WORK TO COMPLETE: Check each line of the material. Copy those containing "DaVinci".

EXCERPTED RECORDS:
--------------------

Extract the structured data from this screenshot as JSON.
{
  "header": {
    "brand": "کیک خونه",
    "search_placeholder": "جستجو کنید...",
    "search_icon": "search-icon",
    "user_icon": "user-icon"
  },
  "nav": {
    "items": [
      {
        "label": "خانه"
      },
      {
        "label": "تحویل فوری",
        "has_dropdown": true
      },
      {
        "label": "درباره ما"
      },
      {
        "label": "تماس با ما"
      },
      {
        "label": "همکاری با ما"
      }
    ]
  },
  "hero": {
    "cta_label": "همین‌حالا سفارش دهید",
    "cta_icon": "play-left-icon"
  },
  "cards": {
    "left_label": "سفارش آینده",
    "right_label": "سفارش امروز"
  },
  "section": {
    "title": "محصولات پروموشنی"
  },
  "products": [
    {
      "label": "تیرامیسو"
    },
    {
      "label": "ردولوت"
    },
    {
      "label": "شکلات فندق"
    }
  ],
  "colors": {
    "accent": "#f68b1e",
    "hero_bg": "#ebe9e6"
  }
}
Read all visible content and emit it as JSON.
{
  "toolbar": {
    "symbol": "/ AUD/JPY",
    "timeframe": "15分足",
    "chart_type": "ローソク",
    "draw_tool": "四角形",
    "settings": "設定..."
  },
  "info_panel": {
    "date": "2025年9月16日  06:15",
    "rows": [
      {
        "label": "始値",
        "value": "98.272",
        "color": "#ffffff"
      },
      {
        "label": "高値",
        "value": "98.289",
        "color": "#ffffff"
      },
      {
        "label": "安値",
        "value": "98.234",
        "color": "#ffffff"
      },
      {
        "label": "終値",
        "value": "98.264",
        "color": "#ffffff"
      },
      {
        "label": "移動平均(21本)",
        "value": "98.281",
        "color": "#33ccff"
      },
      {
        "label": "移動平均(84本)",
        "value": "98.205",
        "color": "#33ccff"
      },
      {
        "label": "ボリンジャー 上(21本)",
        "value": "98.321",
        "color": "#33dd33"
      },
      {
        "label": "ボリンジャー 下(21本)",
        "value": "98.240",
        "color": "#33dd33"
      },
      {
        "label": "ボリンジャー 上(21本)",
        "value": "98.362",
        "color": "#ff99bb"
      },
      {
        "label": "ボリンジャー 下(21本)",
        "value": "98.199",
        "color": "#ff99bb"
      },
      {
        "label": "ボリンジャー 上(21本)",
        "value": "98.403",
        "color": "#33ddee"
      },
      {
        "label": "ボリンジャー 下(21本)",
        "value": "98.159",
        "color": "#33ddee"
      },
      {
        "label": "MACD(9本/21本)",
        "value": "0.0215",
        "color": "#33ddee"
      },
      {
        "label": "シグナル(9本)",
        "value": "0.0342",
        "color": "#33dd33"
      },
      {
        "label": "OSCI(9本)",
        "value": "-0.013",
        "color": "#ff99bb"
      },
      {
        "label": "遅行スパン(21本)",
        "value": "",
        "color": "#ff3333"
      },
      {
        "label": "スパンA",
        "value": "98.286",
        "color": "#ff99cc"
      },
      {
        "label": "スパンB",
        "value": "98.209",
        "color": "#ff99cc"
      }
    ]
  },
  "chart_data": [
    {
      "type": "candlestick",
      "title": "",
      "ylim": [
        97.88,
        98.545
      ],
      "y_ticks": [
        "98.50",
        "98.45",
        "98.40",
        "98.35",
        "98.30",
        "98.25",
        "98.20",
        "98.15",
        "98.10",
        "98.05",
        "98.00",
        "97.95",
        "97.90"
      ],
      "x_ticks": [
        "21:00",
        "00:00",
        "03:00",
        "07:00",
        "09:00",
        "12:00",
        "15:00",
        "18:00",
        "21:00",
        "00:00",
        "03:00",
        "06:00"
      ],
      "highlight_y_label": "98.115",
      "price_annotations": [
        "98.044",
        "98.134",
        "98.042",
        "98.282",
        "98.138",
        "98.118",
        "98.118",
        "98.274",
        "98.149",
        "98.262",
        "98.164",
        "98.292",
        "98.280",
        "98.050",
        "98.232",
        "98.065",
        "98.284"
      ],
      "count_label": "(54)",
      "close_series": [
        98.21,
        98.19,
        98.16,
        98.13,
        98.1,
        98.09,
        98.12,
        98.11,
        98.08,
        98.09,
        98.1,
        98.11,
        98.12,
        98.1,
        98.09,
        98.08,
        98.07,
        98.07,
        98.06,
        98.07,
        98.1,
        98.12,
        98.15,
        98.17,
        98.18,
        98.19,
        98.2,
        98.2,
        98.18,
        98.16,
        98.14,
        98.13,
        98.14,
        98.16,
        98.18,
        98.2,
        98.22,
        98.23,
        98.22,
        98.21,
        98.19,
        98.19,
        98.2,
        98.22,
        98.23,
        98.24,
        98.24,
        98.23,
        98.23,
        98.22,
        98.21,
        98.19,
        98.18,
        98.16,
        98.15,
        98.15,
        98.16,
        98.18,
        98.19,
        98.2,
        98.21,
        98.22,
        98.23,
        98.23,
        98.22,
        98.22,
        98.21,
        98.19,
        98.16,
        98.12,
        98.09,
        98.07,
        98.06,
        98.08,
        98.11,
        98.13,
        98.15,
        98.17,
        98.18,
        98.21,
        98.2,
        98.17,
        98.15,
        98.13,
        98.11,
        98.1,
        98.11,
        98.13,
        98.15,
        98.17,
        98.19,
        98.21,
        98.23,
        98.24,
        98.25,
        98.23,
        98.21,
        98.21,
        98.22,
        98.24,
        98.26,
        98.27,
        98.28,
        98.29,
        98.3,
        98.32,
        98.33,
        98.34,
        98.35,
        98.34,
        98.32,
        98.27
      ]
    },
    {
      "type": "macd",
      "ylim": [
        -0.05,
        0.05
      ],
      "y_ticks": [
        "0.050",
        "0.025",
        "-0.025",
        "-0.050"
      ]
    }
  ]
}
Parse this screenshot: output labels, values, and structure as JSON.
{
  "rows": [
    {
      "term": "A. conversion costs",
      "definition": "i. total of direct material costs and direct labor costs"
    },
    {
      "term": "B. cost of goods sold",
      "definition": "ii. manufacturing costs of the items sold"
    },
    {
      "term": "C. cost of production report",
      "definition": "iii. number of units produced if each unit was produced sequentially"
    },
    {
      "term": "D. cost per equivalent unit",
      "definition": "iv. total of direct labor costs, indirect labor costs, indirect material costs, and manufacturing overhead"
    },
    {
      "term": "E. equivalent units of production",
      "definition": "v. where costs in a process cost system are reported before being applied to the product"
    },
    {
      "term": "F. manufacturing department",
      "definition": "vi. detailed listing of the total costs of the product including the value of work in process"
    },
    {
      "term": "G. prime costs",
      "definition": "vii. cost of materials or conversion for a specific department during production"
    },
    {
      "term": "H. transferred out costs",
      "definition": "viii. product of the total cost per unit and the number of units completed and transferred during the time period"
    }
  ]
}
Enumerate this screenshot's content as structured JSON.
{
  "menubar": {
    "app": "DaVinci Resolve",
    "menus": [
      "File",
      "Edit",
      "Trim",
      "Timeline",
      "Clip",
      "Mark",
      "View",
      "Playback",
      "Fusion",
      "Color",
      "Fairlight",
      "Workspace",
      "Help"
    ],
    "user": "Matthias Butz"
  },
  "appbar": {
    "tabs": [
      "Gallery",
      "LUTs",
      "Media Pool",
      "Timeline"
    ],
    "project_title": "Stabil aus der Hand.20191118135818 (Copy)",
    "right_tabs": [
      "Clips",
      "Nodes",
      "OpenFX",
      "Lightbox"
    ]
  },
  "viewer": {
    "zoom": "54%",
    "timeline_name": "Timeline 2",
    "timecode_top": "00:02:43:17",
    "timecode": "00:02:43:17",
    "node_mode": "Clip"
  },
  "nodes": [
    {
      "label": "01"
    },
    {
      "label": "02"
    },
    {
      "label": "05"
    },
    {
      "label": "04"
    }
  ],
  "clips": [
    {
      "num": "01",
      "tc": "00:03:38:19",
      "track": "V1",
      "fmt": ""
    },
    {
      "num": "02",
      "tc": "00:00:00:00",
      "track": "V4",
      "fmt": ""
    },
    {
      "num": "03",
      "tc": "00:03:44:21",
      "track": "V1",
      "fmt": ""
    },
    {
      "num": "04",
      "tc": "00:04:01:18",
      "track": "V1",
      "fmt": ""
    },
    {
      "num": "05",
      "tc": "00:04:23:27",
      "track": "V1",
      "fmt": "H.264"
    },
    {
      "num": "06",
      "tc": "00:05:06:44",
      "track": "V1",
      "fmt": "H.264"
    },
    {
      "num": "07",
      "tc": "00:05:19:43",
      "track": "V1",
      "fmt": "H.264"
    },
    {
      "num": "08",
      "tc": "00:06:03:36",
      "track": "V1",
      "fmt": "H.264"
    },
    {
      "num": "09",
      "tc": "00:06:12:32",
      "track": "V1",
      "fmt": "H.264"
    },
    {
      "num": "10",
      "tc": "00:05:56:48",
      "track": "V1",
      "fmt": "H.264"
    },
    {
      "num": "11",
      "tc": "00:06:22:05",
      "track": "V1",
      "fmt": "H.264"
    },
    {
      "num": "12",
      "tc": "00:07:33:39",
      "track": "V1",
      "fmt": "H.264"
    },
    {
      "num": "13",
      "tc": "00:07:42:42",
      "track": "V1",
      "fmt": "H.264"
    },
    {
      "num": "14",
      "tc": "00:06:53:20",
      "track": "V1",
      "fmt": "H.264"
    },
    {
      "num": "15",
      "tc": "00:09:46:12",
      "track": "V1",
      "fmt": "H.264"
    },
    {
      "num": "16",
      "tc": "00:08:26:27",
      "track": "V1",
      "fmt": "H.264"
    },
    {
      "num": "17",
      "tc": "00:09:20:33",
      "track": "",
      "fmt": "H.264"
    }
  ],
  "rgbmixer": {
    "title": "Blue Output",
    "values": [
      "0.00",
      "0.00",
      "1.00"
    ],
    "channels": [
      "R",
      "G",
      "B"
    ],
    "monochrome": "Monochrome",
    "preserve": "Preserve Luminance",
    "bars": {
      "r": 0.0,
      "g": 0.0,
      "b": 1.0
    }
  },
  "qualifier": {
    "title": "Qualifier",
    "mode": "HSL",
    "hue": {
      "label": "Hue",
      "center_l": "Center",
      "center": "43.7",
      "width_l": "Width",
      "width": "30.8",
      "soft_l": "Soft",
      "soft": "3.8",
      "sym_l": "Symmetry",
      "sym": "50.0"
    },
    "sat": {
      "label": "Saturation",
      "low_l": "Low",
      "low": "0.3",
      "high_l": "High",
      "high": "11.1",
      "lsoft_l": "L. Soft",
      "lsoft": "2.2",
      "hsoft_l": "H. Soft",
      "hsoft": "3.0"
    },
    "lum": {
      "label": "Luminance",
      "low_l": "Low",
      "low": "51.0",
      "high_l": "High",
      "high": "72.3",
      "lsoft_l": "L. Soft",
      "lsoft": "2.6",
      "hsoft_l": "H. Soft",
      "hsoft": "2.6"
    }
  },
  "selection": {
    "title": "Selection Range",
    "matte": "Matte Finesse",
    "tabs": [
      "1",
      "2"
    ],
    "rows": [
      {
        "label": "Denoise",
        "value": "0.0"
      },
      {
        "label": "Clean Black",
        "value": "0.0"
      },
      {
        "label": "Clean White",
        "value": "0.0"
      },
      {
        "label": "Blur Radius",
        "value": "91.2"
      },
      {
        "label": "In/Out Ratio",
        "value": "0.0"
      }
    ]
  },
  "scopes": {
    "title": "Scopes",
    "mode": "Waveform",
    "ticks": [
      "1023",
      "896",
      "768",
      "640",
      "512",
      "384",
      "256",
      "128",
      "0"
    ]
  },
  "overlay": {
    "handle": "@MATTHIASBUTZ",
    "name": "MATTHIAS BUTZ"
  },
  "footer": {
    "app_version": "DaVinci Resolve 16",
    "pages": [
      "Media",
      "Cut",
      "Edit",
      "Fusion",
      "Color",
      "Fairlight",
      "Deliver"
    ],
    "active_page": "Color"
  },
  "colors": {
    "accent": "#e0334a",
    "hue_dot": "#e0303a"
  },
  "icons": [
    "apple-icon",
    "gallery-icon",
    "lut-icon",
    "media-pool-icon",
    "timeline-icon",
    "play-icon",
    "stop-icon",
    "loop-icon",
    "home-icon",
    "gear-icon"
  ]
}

--------------------

THE ANSWER:
    "app": "DaVinci Resolve",
    "app_version": "DaVinci Resolve 16",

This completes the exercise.